# start of Data provided

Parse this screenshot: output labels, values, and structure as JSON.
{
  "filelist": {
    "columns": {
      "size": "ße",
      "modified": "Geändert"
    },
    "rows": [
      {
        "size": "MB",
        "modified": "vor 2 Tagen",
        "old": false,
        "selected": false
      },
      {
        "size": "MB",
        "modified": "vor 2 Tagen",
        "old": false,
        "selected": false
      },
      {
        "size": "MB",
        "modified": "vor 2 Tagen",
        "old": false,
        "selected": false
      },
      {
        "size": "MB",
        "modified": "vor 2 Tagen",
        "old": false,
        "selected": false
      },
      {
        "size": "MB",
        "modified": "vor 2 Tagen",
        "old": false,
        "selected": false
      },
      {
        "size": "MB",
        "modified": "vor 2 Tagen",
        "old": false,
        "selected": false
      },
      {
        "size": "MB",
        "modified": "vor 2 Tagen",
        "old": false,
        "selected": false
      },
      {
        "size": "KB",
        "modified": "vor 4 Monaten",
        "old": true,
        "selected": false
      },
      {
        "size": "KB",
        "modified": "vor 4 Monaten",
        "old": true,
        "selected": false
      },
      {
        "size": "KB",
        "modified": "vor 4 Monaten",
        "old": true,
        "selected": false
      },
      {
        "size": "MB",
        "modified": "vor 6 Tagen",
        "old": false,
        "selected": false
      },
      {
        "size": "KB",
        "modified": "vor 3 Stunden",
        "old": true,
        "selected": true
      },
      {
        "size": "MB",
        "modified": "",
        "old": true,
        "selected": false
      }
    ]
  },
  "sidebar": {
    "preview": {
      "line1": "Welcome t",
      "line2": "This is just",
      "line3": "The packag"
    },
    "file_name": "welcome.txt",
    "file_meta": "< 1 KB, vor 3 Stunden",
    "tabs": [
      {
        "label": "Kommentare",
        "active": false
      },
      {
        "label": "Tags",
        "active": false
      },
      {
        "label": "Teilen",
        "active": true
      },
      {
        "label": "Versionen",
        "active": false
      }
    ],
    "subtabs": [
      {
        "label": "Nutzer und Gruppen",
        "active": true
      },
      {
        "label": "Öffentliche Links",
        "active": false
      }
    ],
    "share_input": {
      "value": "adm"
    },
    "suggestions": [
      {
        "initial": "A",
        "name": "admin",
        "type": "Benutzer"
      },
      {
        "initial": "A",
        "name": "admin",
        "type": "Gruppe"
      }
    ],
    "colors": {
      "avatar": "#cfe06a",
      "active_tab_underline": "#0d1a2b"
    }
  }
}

# end of Data provided

▶ [Exercise prompt] Pull out all lines from the entries above that include the word "Stunden".

▶ [Output below]
        "modified": "vor 3 Stunden",
    "file_meta": "< 1 KB, vor 3 Stunden",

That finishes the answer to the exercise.